Tâches et exercices:
a. Résumez le texte en deux phrases.
b. Modifiez le passage du texte qui va de « Ainsi marchaient les » à « question du beau. » en remplaçant « chanteurs » par « interprètes ».
c. Répondez à ces questions sur le texte :
(i) En quel mois et en quelle année Les Huguenots furent-ils représentés ?
(ii) Dans quelles régions Meyerbeer s'était-il mû avec Robert le Diable ?
(iii) De la toile de quel peintre le texte dit-il que se dégageaient des cataractes de lumière ?

Document source:
Ainsi marchaient les répétitions, ainsi se délectait dans les prémices de son œuvre cet esprit éminent et convaincu, ce cœur chaleureux dont l’art fait battre chaque fibre. De jour en jour, les beautés ressortaient davantage, et de cette gigantesque masse d’harmonie dont il avait fallu d’abord, et non sans de rudes efforts, sonder la profondeur, se dégageaient, comme d’une toile de Rembrandt, des cataractes de lumière. Les chœurs et l’orchestre, toujours indécis vers le début et volontiers enclins à médire de ce qu’ils ignorent, remplissaient la ville du bruit de leur admiration. Quant aux chanteurs, ils sentaient d’avance ce que cette musique allait faire pour leur gloire : c’était assez pour s’y dévouer corps et âme, même en dehors de la simple question du beau.

Les Huguenots furent représentés au mois de mars 1836. Après s’être mû, avec Robert le Diable, dans les régions du fantastique, Meyerbeer touchait ici le domaine de l’histoire. C’est surtout vers le milieu de l’ouvrage que le grand peintre se manifeste. Les trois premiers actes marchent lentement, la pièce va d’un train pénible et embarrassé, et ce n’est que par la grâce infinie des détails que le musicien vous intéresse. Il faut voir avec quelle variété luxuriante les arabesques s’enroulent, avec quelle aimable mollesse, quelle flexible distinction ces lignes mélodieuses s’allongent et se contournent! Vrai kaléidoscope musical où, dans un contraste qui n’exclut point la symétrie, les formes et les couleurs se succèdent rapidement. Chacun de ces actes, pour la magie des arabesques, me représente un plafond d’Amboise ou de Fontainebleau. On en veut à Meyerbeer de ses tâtonnemens et de ses scrupules; bien des gens lui font un crime des conditions qu’il impose lorsqu’il s’agit de l’exécution de sa musique. Et cependant quoi de plus légitime et de plus naturel, quand on réfléchit à la manière dont lui-même il travaille, à l’esprit de suite qu’il apporte dans les moindres détails de sa composition? L’auteur des Huguenots et du Prophète n’improvise pas; tout ce qu’il fait a sa loi d’être, et pour rendre dignement sa pensée, il faut beaucoup de voix, beaucoup de passion et infiniment d’intelligence : trois choses qui en général ne courent pas les rues. Ici tout se tient, et chaque personnage a son importance. Sans parler de Raoul, si brave et si ému, si poétique surtout, et dont la physionomie a frappé tout le monde, regardez au second plan, et prenez le duc de Nevers : n’est-ce point une physionomie avenante et courtoise, et qui rappelle les plus élégans portraits de l’époque?

Données présentées:
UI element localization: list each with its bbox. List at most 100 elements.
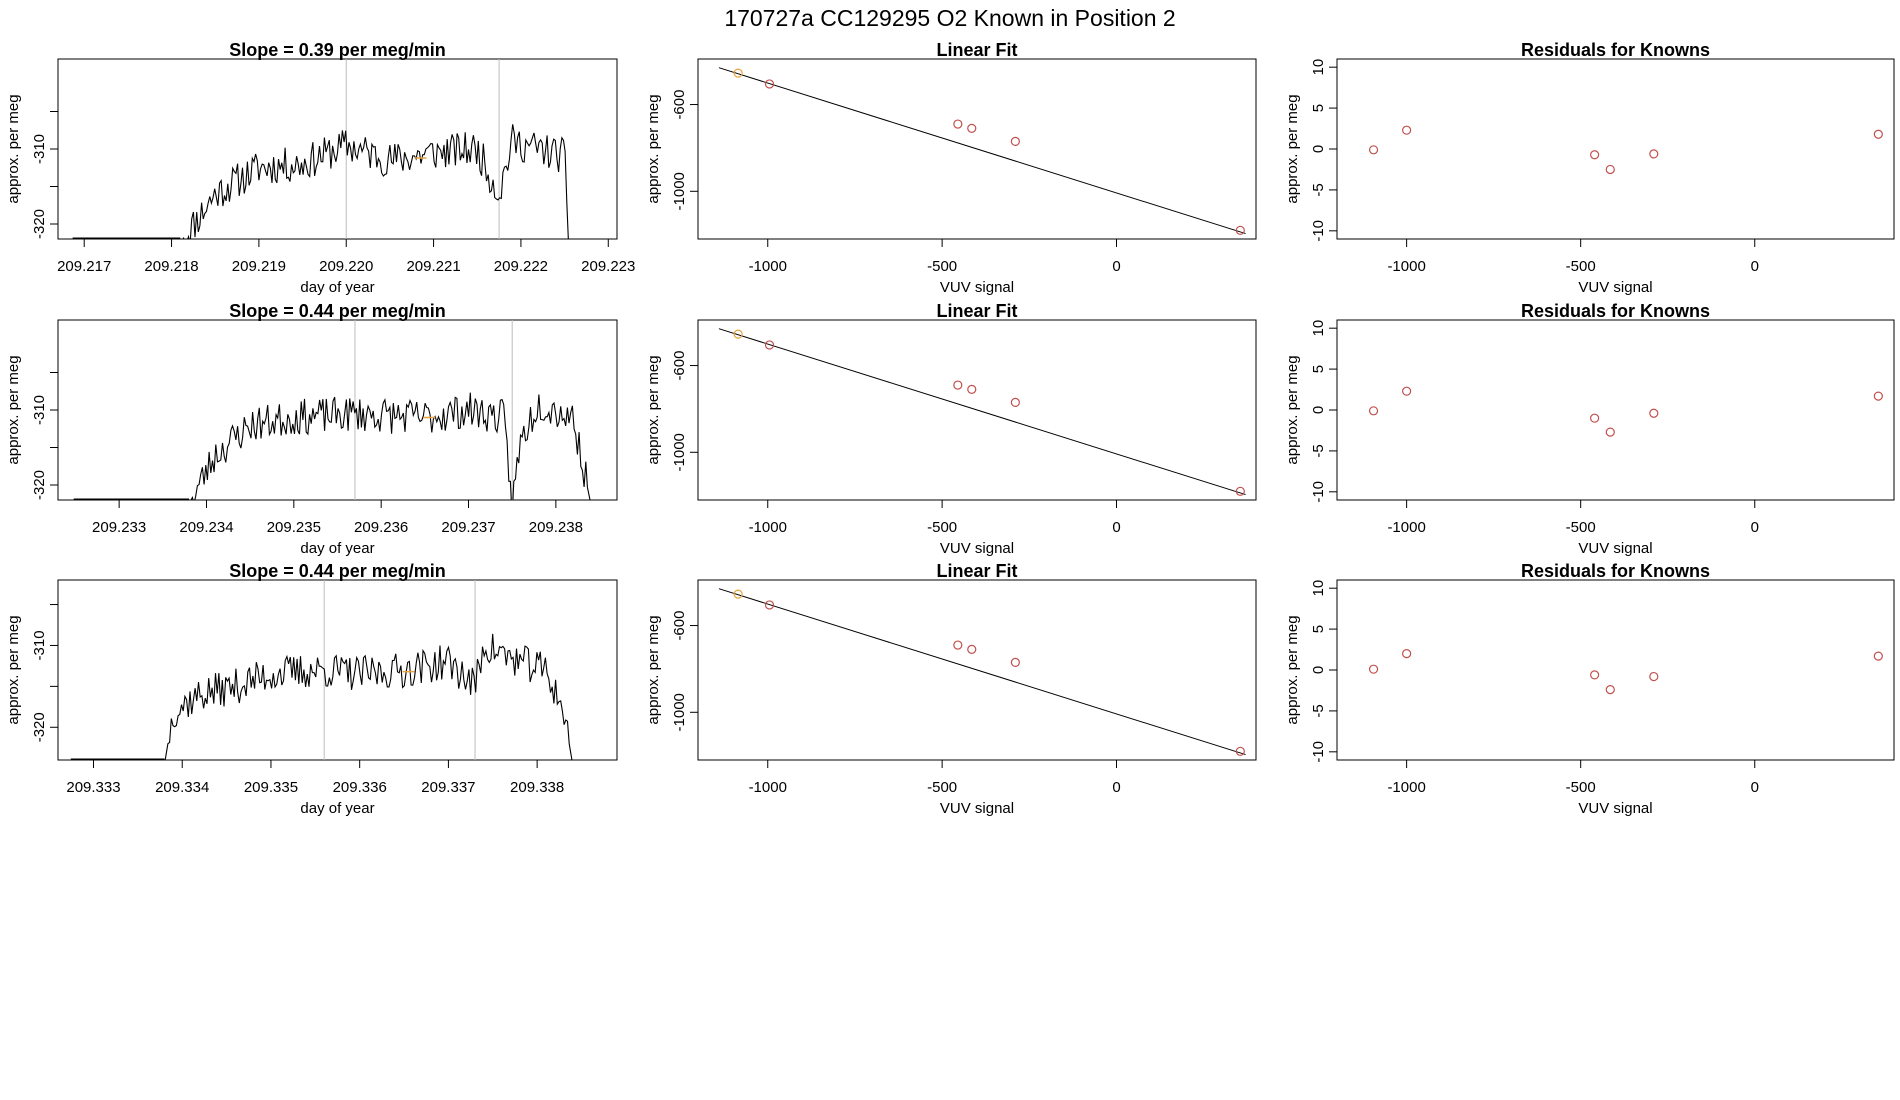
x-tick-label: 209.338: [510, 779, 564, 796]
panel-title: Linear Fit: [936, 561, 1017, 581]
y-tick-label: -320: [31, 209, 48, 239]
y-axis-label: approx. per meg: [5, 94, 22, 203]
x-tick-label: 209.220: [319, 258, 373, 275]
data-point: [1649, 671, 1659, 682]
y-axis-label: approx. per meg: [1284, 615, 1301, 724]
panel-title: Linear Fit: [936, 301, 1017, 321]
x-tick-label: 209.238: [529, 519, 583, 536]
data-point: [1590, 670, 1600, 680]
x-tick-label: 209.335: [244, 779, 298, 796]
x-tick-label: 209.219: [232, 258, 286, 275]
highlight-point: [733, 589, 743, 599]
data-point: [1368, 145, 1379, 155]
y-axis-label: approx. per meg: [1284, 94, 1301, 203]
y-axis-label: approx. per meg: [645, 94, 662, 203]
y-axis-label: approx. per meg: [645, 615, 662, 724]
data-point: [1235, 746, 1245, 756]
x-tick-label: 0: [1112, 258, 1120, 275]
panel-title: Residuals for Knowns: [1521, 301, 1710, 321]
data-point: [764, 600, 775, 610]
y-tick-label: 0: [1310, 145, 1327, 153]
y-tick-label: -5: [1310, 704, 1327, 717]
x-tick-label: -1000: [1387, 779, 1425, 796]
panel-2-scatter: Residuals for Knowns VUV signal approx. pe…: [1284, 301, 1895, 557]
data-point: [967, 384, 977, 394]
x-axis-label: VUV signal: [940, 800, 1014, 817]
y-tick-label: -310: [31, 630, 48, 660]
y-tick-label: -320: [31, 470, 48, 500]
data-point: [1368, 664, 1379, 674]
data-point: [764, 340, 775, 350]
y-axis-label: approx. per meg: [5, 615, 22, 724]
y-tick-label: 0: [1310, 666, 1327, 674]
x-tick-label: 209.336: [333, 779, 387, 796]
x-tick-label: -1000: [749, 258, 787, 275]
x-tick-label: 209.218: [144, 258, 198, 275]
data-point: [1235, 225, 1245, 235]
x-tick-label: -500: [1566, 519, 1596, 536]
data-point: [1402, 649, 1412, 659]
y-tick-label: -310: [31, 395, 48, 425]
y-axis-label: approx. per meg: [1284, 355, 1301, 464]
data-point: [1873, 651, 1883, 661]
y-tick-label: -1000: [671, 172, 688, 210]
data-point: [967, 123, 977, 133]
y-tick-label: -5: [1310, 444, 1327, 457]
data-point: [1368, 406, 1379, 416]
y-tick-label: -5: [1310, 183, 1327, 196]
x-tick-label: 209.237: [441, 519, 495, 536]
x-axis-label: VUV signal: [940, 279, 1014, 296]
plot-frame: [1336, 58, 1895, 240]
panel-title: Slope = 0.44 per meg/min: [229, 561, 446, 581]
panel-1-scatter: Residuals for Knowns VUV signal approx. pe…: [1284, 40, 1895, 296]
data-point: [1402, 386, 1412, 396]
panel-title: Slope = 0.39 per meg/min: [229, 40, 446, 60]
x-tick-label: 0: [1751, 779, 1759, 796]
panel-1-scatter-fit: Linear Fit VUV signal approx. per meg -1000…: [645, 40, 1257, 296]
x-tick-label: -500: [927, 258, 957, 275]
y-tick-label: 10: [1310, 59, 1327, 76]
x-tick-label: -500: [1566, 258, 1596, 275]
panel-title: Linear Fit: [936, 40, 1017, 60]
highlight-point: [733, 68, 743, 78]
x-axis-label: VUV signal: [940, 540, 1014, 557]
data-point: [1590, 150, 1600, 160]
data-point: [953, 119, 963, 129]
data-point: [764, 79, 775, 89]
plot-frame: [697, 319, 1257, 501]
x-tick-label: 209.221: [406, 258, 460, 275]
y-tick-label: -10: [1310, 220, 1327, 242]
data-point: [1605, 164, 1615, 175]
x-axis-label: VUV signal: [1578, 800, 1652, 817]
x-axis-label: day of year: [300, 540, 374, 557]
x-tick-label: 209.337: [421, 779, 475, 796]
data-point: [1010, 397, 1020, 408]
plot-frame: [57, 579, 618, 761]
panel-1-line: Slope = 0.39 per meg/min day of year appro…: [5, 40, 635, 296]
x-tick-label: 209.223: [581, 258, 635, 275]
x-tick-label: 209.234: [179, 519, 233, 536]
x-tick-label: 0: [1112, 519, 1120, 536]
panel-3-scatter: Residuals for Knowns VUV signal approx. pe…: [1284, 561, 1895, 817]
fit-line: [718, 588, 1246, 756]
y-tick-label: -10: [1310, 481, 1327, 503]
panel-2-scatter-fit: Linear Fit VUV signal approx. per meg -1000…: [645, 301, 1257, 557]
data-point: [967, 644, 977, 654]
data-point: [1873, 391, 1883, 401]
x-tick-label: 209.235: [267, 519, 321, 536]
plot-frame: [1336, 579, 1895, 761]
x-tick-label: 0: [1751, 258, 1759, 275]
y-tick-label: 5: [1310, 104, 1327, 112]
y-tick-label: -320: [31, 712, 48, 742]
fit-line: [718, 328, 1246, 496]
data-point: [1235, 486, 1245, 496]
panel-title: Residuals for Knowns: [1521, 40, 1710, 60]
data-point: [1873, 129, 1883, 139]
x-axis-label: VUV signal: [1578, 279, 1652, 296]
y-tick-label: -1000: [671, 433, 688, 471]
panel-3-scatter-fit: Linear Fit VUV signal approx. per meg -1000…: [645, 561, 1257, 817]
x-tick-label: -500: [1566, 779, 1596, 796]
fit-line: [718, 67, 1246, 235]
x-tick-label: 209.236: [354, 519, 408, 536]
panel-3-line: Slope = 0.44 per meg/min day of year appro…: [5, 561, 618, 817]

Corrigés des exercices:
a. Au fil des répétitions, les beautés de l'œuvre ressortaient davantage, les chœurs et l'orchestre remplissaient la ville de leur admiration et les chanteurs pressentaient la gloire qu'elle leur vaudrait. Représentés en mars 1836, Les Huguenots font passer Meyerbeer du fantastique à l'histoire, avec trois premiers actes lents mais pleins de détails gracieux, une composition où tout se tient, et des exigences d'exécution que l'auteur juge légitimes au vu de sa manière de travailler.

b.
Ainsi marchaient les répétitions, ainsi se délectait dans les prémices de son œuvre cet esprit éminent et convaincu, ce cœur chaleureux dont l’art fait battre chaque fibre. De jour en jour, les beautés ressortaient davantage, et de cette gigantesque masse d’harmonie dont il avait fallu d’abord, et non sans de rudes efforts, sonder la profondeur, se dégageaient, comme d’une toile de Rembrandt, des cataractes de lumière. Les chœurs et l’orchestre, toujours indécis vers le début et volontiers enclins à médire de ce qu’ils ignorent, remplissaient la ville du bruit de leur admiration. Quant aux interprètes, ils sentaient d’avance ce que cette musique allait faire pour leur gloire : c’était assez pour s’y dévouer corps et âme, même en dehors de la simple question du beau.

c.
(i) En mars 1836.
(ii) Dans les régions du fantastique.
(iii) De Rembrandt.